» Set task:
Repeat each line word for word.

» Items:
++++

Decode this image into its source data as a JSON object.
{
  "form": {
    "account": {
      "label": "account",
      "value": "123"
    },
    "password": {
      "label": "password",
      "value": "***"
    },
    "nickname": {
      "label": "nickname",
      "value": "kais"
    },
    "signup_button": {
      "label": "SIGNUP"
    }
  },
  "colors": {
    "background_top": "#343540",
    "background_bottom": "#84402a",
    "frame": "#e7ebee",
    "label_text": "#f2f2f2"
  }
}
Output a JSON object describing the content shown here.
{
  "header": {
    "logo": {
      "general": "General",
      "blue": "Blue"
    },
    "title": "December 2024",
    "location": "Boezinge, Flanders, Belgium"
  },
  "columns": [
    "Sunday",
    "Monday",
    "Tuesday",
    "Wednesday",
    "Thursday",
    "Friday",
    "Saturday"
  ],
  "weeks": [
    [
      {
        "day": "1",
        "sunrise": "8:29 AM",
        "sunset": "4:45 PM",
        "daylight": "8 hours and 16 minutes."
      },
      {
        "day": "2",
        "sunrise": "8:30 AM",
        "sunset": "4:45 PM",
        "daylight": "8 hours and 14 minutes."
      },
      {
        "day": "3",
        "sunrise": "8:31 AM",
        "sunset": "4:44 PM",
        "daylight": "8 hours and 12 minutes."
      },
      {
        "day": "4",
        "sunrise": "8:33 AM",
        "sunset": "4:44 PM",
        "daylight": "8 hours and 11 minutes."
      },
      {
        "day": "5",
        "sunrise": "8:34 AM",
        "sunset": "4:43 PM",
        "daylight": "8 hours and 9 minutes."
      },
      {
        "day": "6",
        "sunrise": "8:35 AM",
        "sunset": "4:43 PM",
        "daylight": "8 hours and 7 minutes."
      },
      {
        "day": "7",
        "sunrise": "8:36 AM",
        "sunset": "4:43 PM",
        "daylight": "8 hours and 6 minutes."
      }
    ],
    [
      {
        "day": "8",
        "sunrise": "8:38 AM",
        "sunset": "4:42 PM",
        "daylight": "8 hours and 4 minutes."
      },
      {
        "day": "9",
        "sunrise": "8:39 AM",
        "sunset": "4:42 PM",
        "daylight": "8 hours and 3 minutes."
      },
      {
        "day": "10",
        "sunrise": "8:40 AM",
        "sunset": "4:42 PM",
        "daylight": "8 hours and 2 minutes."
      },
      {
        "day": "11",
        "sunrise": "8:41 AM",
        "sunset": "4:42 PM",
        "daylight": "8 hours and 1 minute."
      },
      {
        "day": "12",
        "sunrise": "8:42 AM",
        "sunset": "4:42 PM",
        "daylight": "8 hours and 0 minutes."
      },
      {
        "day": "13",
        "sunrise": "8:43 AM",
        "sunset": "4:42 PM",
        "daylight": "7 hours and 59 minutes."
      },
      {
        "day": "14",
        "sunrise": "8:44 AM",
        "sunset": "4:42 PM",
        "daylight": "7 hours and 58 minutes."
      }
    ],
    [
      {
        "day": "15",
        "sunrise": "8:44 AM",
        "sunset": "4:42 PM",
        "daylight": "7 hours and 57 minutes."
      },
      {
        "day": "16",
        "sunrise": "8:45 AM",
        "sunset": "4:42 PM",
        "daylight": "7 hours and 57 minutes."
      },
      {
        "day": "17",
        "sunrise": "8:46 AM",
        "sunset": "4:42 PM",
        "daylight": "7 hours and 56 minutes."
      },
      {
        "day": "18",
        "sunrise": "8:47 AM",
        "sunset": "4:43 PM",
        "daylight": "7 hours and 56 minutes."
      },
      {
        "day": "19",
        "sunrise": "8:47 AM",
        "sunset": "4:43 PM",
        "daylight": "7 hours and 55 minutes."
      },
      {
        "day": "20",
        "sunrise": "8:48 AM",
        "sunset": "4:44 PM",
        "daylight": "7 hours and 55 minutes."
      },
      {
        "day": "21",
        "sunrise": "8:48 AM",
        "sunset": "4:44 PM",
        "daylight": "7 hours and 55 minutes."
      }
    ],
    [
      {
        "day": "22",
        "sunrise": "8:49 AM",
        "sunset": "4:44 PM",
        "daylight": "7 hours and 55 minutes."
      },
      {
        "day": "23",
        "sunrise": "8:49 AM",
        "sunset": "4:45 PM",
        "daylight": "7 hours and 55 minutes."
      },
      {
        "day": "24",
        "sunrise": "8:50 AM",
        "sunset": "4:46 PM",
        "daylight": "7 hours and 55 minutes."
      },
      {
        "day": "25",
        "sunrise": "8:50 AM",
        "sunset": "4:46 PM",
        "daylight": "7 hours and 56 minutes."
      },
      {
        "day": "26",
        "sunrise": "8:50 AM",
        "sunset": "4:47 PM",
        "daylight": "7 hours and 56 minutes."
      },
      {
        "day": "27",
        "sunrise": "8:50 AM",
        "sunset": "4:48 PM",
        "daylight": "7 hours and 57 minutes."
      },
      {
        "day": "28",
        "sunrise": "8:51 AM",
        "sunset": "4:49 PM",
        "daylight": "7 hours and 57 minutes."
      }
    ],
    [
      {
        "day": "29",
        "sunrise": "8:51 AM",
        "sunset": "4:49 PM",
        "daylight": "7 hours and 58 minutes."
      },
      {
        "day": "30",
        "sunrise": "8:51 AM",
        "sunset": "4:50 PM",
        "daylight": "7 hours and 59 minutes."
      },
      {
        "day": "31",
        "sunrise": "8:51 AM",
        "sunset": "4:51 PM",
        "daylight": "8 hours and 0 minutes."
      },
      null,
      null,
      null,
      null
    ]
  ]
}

++++

» Solution:
Decode this image into its source data as a JSON object.
{
  "form": {
    "account": {
      "label": "account",
      "value": "123"
    },
    "password": {
      "label": "password",
      "value": "***"
    },
    "nickname": {
      "label": "nickname",
      "value": "kais"
    },
    "signup_button": {
      "label": "SIGNUP"
    }
  },
  "colors": {
    "background_top": "#343540",
    "background_bottom": "#84402a",
    "frame": "#e7ebee",
    "label_text": "#f2f2f2"
  }
}
Output a JSON object describing the content shown here.
{
  "header": {
    "logo": {
      "general": "General",
      "blue": "Blue"
    },
    "title": "December 2024",
    "location": "Boezinge, Flanders, Belgium"
  },
  "columns": [
    "Sunday",
    "Monday",
    "Tuesday",
    "Wednesday",
    "Thursday",
    "Friday",
    "Saturday"
  ],
  "weeks": [
    [
      {
        "day": "1",
        "sunrise": "8:29 AM",
        "sunset": "4:45 PM",
        "daylight": "8 hours and 16 minutes."
      },
      {
        "day": "2",
        "sunrise": "8:30 AM",
        "sunset": "4:45 PM",
        "daylight": "8 hours and 14 minutes."
      },
      {
        "day": "3",
        "sunrise": "8:31 AM",
        "sunset": "4:44 PM",
        "daylight": "8 hours and 12 minutes."
      },
      {
        "day": "4",
        "sunrise": "8:33 AM",
        "sunset": "4:44 PM",
        "daylight": "8 hours and 11 minutes."
      },
      {
        "day": "5",
        "sunrise": "8:34 AM",
        "sunset": "4:43 PM",
        "daylight": "8 hours and 9 minutes."
      },
      {
        "day": "6",
        "sunrise": "8:35 AM",
        "sunset": "4:43 PM",
        "daylight": "8 hours and 7 minutes."
      },
      {
        "day": "7",
        "sunrise": "8:36 AM",
        "sunset": "4:43 PM",
        "daylight": "8 hours and 6 minutes."
      }
    ],
    [
      {
        "day": "8",
        "sunrise": "8:38 AM",
        "sunset": "4:42 PM",
        "daylight": "8 hours and 4 minutes."
      },
      {
        "day": "9",
        "sunrise": "8:39 AM",
        "sunset": "4:42 PM",
        "daylight": "8 hours and 3 minutes."
      },
      {
        "day": "10",
        "sunrise": "8:40 AM",
        "sunset": "4:42 PM",
        "daylight": "8 hours and 2 minutes."
      },
      {
        "day": "11",
        "sunrise": "8:41 AM",
        "sunset": "4:42 PM",
        "daylight": "8 hours and 1 minute."
      },
      {
        "day": "12",
        "sunrise": "8:42 AM",
        "sunset": "4:42 PM",
        "daylight": "8 hours and 0 minutes."
      },
      {
        "day": "13",
        "sunrise": "8:43 AM",
        "sunset": "4:42 PM",
        "daylight": "7 hours and 59 minutes."
      },
      {
        "day": "14",
        "sunrise": "8:44 AM",
        "sunset": "4:42 PM",
        "daylight": "7 hours and 58 minutes."
      }
    ],
    [
      {
        "day": "15",
        "sunrise": "8:44 AM",
        "sunset": "4:42 PM",
        "daylight": "7 hours and 57 minutes."
      },
      {
        "day": "16",
        "sunrise": "8:45 AM",
        "sunset": "4:42 PM",
        "daylight": "7 hours and 57 minutes."
      },
      {
        "day": "17",
        "sunrise": "8:46 AM",
        "sunset": "4:42 PM",
        "daylight": "7 hours and 56 minutes."
      },
      {
        "day": "18",
        "sunrise": "8:47 AM",
        "sunset": "4:43 PM",
        "daylight": "7 hours and 56 minutes."
      },
      {
        "day": "19",
        "sunrise": "8:47 AM",
        "sunset": "4:43 PM",
        "daylight": "7 hours and 55 minutes."
      },
      {
        "day": "20",
        "sunrise": "8:48 AM",
        "sunset": "4:44 PM",
        "daylight": "7 hours and 55 minutes."
      },
      {
        "day": "21",
        "sunrise": "8:48 AM",
        "sunset": "4:44 PM",
        "daylight": "7 hours and 55 minutes."
      }
    ],
    [
      {
        "day": "22",
        "sunrise": "8:49 AM",
        "sunset": "4:44 PM",
        "daylight": "7 hours and 55 minutes."
      },
      {
        "day": "23",
        "sunrise": "8:49 AM",
        "sunset": "4:45 PM",
        "daylight": "7 hours and 55 minutes."
      },
      {
        "day": "24",
        "sunrise": "8:50 AM",
        "sunset": "4:46 PM",
        "daylight": "7 hours and 55 minutes."
      },
      {
        "day": "25",
        "sunrise": "8:50 AM",
        "sunset": "4:46 PM",
        "daylight": "7 hours and 56 minutes."
      },
      {
        "day": "26",
        "sunrise": "8:50 AM",
        "sunset": "4:47 PM",
        "daylight": "7 hours and 56 minutes."
      },
      {
        "day": "27",
        "sunrise": "8:50 AM",
        "sunset": "4:48 PM",
        "daylight": "7 hours and 57 minutes."
      },
      {
        "day": "28",
        "sunrise": "8:51 AM",
        "sunset": "4:49 PM",
        "daylight": "7 hours and 57 minutes."
      }
    ],
    [
      {
        "day": "29",
        "sunrise": "8:51 AM",
        "sunset": "4:49 PM",
        "daylight": "7 hours and 58 minutes."
      },
      {
        "day": "30",
        "sunrise": "8:51 AM",
        "sunset": "4:50 PM",
        "daylight": "7 hours and 59 minutes."
      },
      {
        "day": "31",
        "sunrise": "8:51 AM",
        "sunset": "4:51 PM",
        "daylight": "8 hours and 0 minutes."
      },
      null,
      null,
      null,
      null
    ]
  ]
}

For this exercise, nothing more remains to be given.